──────── Records for this exercise
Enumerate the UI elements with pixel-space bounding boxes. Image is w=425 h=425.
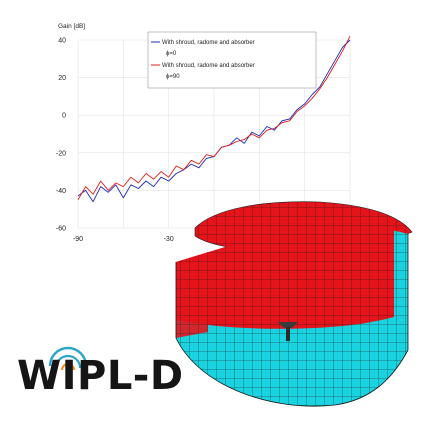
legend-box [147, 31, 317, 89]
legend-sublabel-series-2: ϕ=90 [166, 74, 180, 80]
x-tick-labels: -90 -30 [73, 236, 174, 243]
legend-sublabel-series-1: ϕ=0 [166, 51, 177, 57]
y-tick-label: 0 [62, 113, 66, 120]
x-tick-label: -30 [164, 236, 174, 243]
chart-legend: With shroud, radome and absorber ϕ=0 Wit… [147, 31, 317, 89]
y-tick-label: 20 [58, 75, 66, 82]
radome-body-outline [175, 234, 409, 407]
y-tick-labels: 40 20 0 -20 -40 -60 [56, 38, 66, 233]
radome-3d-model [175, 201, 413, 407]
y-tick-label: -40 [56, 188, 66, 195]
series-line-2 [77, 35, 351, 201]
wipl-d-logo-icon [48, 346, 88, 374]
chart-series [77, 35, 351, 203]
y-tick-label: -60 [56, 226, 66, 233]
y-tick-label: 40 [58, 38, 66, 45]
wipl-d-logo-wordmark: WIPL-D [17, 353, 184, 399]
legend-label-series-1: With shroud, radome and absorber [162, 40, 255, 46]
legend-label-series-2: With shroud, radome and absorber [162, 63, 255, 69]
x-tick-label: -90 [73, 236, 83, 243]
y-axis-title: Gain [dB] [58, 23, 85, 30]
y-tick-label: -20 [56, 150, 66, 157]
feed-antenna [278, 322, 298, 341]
────────────────
■ **Set problem**
Please swap every "shroud" in the lines above for "cover" and write the lines out again with nothing else changed. Leave the pictures out.

■ **Finished exercise**
Enumerate the UI elements with pixel-space bounding boxes. Image is w=425 h=425.
legend-box [147, 31, 317, 89]
legend-sublabel-series-2: ϕ=90 [166, 74, 180, 80]
x-tick-labels: -90 -30 [73, 236, 174, 243]
legend-sublabel-series-1: ϕ=0 [166, 51, 177, 57]
y-tick-label: 0 [62, 113, 66, 120]
x-tick-label: -30 [164, 236, 174, 243]
chart-legend: With cover, radome and absorber ϕ=0 Wit… [147, 31, 317, 89]
y-tick-label: 20 [58, 75, 66, 82]
radome-body-outline [175, 234, 409, 407]
y-tick-labels: 40 20 0 -20 -40 -60 [56, 38, 66, 233]
radome-3d-model [175, 201, 413, 407]
y-tick-label: -40 [56, 188, 66, 195]
series-line-2 [77, 35, 351, 201]
wipl-d-logo-icon [48, 346, 88, 374]
chart-series [77, 35, 351, 203]
y-tick-label: -60 [56, 226, 66, 233]
y-tick-label: 40 [58, 38, 66, 45]
wipl-d-logo-wordmark: WIPL-D [17, 353, 184, 399]
legend-label-series-1: With cover, radome and absorber [162, 40, 255, 46]
legend-label-series-2: With cover, radome and absorber [162, 63, 255, 69]
x-tick-label: -90 [73, 236, 83, 243]
y-axis-title: Gain [dB] [58, 23, 85, 30]
y-tick-label: -20 [56, 150, 66, 157]
feed-antenna [278, 322, 298, 341]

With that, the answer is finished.